SET PROBLEM
What follows is a block of records; restate each one word for word.

Collected data entries:
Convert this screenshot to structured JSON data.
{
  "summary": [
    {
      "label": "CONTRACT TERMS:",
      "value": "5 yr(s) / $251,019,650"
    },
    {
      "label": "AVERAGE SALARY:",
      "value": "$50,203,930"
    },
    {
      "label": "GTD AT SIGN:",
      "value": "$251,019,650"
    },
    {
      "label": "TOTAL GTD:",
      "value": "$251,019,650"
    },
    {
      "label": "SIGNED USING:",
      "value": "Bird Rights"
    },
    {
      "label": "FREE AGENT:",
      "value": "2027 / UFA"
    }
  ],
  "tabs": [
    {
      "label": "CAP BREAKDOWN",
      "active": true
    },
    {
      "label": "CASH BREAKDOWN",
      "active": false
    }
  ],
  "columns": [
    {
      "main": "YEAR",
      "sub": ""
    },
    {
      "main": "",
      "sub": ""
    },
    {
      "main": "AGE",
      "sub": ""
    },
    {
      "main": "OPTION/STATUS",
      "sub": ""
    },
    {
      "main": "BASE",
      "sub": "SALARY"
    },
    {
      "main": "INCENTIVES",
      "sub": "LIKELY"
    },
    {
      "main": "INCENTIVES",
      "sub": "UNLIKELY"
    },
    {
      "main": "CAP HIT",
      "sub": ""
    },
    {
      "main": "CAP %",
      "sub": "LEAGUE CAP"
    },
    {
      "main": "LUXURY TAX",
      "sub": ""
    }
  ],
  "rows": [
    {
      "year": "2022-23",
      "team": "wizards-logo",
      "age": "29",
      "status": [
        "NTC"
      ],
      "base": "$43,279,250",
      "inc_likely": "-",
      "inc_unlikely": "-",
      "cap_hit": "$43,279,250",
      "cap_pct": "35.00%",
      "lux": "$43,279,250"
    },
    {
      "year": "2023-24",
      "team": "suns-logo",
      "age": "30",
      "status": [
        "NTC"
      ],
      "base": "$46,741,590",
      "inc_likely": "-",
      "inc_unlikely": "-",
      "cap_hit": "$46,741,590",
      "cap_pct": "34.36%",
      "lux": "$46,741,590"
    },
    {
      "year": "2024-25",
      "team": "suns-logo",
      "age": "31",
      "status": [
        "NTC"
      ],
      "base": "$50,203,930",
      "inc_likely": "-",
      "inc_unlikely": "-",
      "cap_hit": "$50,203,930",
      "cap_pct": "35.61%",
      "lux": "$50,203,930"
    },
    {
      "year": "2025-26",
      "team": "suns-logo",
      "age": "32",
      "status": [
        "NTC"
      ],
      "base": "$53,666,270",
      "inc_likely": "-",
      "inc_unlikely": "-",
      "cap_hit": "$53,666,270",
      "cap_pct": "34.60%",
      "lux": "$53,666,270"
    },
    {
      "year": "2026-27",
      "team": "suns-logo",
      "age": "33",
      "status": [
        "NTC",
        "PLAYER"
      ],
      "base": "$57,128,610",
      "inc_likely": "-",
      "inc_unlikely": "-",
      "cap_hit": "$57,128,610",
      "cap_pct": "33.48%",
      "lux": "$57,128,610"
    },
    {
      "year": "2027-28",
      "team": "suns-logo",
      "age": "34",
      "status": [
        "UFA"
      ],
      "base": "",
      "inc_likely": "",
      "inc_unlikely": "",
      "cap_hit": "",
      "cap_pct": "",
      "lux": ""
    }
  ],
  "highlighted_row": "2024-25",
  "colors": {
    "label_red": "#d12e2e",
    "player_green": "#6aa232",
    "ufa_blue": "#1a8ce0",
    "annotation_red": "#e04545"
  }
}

PROBLEM SOLUTION
Convert this screenshot to structured JSON data.
{
  "summary": [
    {
      "label": "CONTRACT TERMS:",
      "value": "5 yr(s) / $251,019,650"
    },
    {
      "label": "AVERAGE SALARY:",
      "value": "$50,203,930"
    },
    {
      "label": "GTD AT SIGN:",
      "value": "$251,019,650"
    },
    {
      "label": "TOTAL GTD:",
      "value": "$251,019,650"
    },
    {
      "label": "SIGNED USING:",
      "value": "Bird Rights"
    },
    {
      "label": "FREE AGENT:",
      "value": "2027 / UFA"
    }
  ],
  "tabs": [
    {
      "label": "CAP BREAKDOWN",
      "active": true
    },
    {
      "label": "CASH BREAKDOWN",
      "active": false
    }
  ],
  "columns": [
    {
      "main": "YEAR",
      "sub": ""
    },
    {
      "main": "",
      "sub": ""
    },
    {
      "main": "AGE",
      "sub": ""
    },
    {
      "main": "OPTION/STATUS",
      "sub": ""
    },
    {
      "main": "BASE",
      "sub": "SALARY"
    },
    {
      "main": "INCENTIVES",
      "sub": "LIKELY"
    },
    {
      "main": "INCENTIVES",
      "sub": "UNLIKELY"
    },
    {
      "main": "CAP HIT",
      "sub": ""
    },
    {
      "main": "CAP %",
      "sub": "LEAGUE CAP"
    },
    {
      "main": "LUXURY TAX",
      "sub": ""
    }
  ],
  "rows": [
    {
      "year": "2022-23",
      "team": "wizards-logo",
      "age": "29",
      "status": [
        "NTC"
      ],
      "base": "$43,279,250",
      "inc_likely": "-",
      "inc_unlikely": "-",
      "cap_hit": "$43,279,250",
      "cap_pct": "35.00%",
      "lux": "$43,279,250"
    },
    {
      "year": "2023-24",
      "team": "suns-logo",
      "age": "30",
      "status": [
        "NTC"
      ],
      "base": "$46,741,590",
      "inc_likely": "-",
      "inc_unlikely": "-",
      "cap_hit": "$46,741,590",
      "cap_pct": "34.36%",
      "lux": "$46,741,590"
    },
    {
      "year": "2024-25",
      "team": "suns-logo",
      "age": "31",
      "status": [
        "NTC"
      ],
      "base": "$50,203,930",
      "inc_likely": "-",
      "inc_unlikely": "-",
      "cap_hit": "$50,203,930",
      "cap_pct": "35.61%",
      "lux": "$50,203,930"
    },
    {
      "year": "2025-26",
      "team": "suns-logo",
      "age": "32",
      "status": [
        "NTC"
      ],
      "base": "$53,666,270",
      "inc_likely": "-",
      "inc_unlikely": "-",
      "cap_hit": "$53,666,270",
      "cap_pct": "34.60%",
      "lux": "$53,666,270"
    },
    {
      "year": "2026-27",
      "team": "suns-logo",
      "age": "33",
      "status": [
        "NTC",
        "PLAYER"
      ],
      "base": "$57,128,610",
      "inc_likely": "-",
      "inc_unlikely": "-",
      "cap_hit": "$57,128,610",
      "cap_pct": "33.48%",
      "lux": "$57,128,610"
    },
    {
      "year": "2027-28",
      "team": "suns-logo",
      "age": "34",
      "status": [
        "UFA"
      ],
      "base": "",
      "inc_likely": "",
      "inc_unlikely": "",
      "cap_hit": "",
      "cap_pct": "",
      "lux": ""
    }
  ],
  "highlighted_row": "2024-25",
  "colors": {
    "label_red": "#d12e2e",
    "player_green": "#6aa232",
    "ufa_blue": "#1a8ce0",
    "annotation_red": "#e04545"
  }
}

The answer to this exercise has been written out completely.